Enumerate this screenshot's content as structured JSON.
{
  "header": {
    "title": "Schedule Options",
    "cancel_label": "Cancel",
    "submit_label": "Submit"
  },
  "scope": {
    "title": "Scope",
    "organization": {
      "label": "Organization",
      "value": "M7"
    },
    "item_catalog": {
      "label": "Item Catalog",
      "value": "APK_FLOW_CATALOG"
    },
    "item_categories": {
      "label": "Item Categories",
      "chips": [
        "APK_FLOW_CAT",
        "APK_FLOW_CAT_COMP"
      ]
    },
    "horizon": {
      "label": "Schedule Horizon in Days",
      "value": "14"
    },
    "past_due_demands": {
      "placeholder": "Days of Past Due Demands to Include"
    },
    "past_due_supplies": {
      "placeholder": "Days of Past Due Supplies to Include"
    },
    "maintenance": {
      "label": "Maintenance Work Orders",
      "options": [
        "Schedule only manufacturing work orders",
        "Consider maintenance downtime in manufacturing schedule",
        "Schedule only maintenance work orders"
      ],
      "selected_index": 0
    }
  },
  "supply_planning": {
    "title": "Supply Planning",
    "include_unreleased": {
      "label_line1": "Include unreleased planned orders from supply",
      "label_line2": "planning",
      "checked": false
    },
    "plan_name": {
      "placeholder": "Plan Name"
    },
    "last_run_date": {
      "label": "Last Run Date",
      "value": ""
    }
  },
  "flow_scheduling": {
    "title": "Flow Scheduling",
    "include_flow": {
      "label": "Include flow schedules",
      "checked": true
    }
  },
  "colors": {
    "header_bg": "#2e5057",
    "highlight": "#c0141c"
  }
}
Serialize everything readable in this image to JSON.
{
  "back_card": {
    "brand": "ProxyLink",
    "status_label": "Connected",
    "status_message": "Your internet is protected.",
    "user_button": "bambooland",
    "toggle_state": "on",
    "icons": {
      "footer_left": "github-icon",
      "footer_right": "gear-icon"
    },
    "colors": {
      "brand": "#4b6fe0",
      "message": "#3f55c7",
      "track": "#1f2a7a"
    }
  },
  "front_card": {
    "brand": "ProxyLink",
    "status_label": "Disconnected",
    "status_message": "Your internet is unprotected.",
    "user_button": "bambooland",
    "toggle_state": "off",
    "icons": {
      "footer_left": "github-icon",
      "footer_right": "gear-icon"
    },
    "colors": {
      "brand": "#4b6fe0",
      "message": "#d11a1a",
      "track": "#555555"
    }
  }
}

____

▶ Exercise requirements
Extract every line containing the string "Your" from the data above.

▶ Written reply
    "status_message": "Your internet is protected.",
    "status_message": "Your internet is unprotected.",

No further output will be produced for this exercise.